EXERCISE BRIEF >>
Go through the material and tally the lines containing the string "Core". Give the total alone.

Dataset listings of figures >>
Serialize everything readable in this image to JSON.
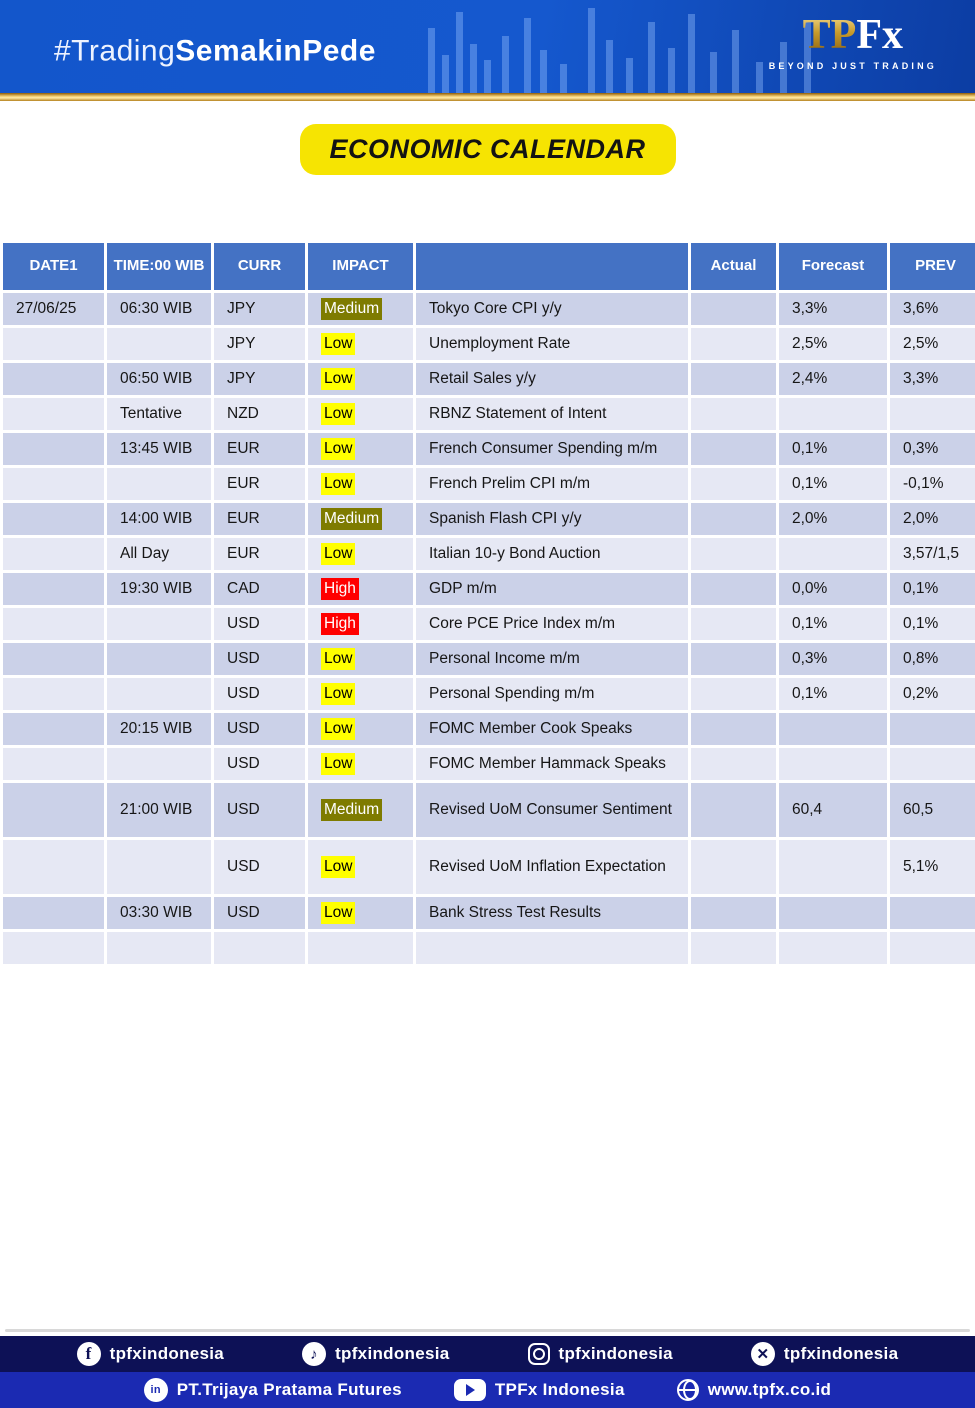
{
  "banner": {
    "tagline_prefix": "#Trading",
    "tagline_bold": "SemakinPede",
    "logo_tp": "TP",
    "logo_fx": "Fx",
    "logo_subtitle": "BEYOND JUST TRADING"
  },
  "title": "ECONOMIC CALENDAR",
  "table": {
    "columns": [
      {
        "key": "date",
        "label": "DATE1"
      },
      {
        "key": "time",
        "label": "TIME:00 WIB"
      },
      {
        "key": "curr",
        "label": "CURR"
      },
      {
        "key": "impact",
        "label": "IMPACT"
      },
      {
        "key": "event",
        "label": ""
      },
      {
        "key": "actual",
        "label": "Actual"
      },
      {
        "key": "forecast",
        "label": "Forecast"
      },
      {
        "key": "prev",
        "label": "PREV"
      }
    ],
    "impact_styles": {
      "High": {
        "bg": "#ff0000",
        "fg": "#ffffff"
      },
      "Medium": {
        "bg": "#7e7b00",
        "fg": "#ffffff"
      },
      "Low": {
        "bg": "#ffff00",
        "fg": "#000000"
      }
    },
    "rows": [
      {
        "date": "27/06/25",
        "time": "06:30 WIB",
        "curr": "JPY",
        "impact": "Medium",
        "event": "Tokyo Core CPI y/y",
        "actual": "",
        "forecast": "3,3%",
        "prev": "3,6%"
      },
      {
        "date": "",
        "time": "",
        "curr": "JPY",
        "impact": "Low",
        "event": "Unemployment Rate",
        "actual": "",
        "forecast": "2,5%",
        "prev": "2,5%"
      },
      {
        "date": "",
        "time": "06:50 WIB",
        "curr": "JPY",
        "impact": "Low",
        "event": "Retail Sales y/y",
        "actual": "",
        "forecast": "2,4%",
        "prev": "3,3%"
      },
      {
        "date": "",
        "time": "Tentative",
        "curr": "NZD",
        "impact": "Low",
        "event": "RBNZ Statement of Intent",
        "actual": "",
        "forecast": "",
        "prev": ""
      },
      {
        "date": "",
        "time": "13:45 WIB",
        "curr": "EUR",
        "impact": "Low",
        "event": "French Consumer Spending m/m",
        "actual": "",
        "forecast": "0,1%",
        "prev": "0,3%"
      },
      {
        "date": "",
        "time": "",
        "curr": "EUR",
        "impact": "Low",
        "event": "French Prelim CPI m/m",
        "actual": "",
        "forecast": "0,1%",
        "prev": "-0,1%"
      },
      {
        "date": "",
        "time": "14:00 WIB",
        "curr": "EUR",
        "impact": "Medium",
        "event": "Spanish Flash CPI y/y",
        "actual": "",
        "forecast": "2,0%",
        "prev": "2,0%"
      },
      {
        "date": "",
        "time": "All Day",
        "curr": "EUR",
        "impact": "Low",
        "event": "Italian 10-y Bond Auction",
        "actual": "",
        "forecast": "",
        "prev": "3,57/1,5"
      },
      {
        "date": "",
        "time": "19:30 WIB",
        "curr": "CAD",
        "impact": "High",
        "event": "GDP m/m",
        "actual": "",
        "forecast": "0,0%",
        "prev": "0,1%"
      },
      {
        "date": "",
        "time": "",
        "curr": "USD",
        "impact": "High",
        "event": "Core PCE Price Index m/m",
        "actual": "",
        "forecast": "0,1%",
        "prev": "0,1%"
      },
      {
        "date": "",
        "time": "",
        "curr": "USD",
        "impact": "Low",
        "event": "Personal Income m/m",
        "actual": "",
        "forecast": "0,3%",
        "prev": "0,8%"
      },
      {
        "date": "",
        "time": "",
        "curr": "USD",
        "impact": "Low",
        "event": "Personal Spending m/m",
        "actual": "",
        "forecast": "0,1%",
        "prev": "0,2%"
      },
      {
        "date": "",
        "time": "20:15 WIB",
        "curr": "USD",
        "impact": "Low",
        "event": "FOMC Member Cook Speaks",
        "actual": "",
        "forecast": "",
        "prev": ""
      },
      {
        "date": "",
        "time": "",
        "curr": "USD",
        "impact": "Low",
        "event": "FOMC Member Hammack Speaks",
        "actual": "",
        "forecast": "",
        "prev": ""
      },
      {
        "date": "",
        "time": "21:00 WIB",
        "curr": "USD",
        "impact": "Medium",
        "event": "Revised UoM Consumer Sentiment",
        "actual": "",
        "forecast": "60,4",
        "prev": "60,5",
        "tall": true
      },
      {
        "date": "",
        "time": "",
        "curr": "USD",
        "impact": "Low",
        "event": "Revised UoM Inflation Expectation",
        "actual": "",
        "forecast": "",
        "prev": "5,1%",
        "tall": true
      },
      {
        "date": "",
        "time": "03:30 WIB",
        "curr": "USD",
        "impact": "Low",
        "event": "Bank Stress Test Results",
        "actual": "",
        "forecast": "",
        "prev": ""
      },
      {
        "date": "",
        "time": "",
        "curr": "",
        "impact": "",
        "event": "",
        "actual": "",
        "forecast": "",
        "prev": ""
      }
    ]
  },
  "footer": {
    "social_row": [
      {
        "icon": "facebook-icon",
        "label": "tpfxindonesia"
      },
      {
        "icon": "tiktok-icon",
        "label": "tpfxindonesia"
      },
      {
        "icon": "instagram-icon",
        "label": "tpfxindonesia"
      },
      {
        "icon": "x-icon",
        "label": "tpfxindonesia"
      }
    ],
    "company_row": [
      {
        "icon": "linkedin-icon",
        "label": "PT.Trijaya Pratama Futures"
      },
      {
        "icon": "youtube-icon",
        "label": "TPFx Indonesia"
      },
      {
        "icon": "globe-icon",
        "label": "www.tpfx.co.id"
      }
    ]
  }
}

RESULT BELOW >>
2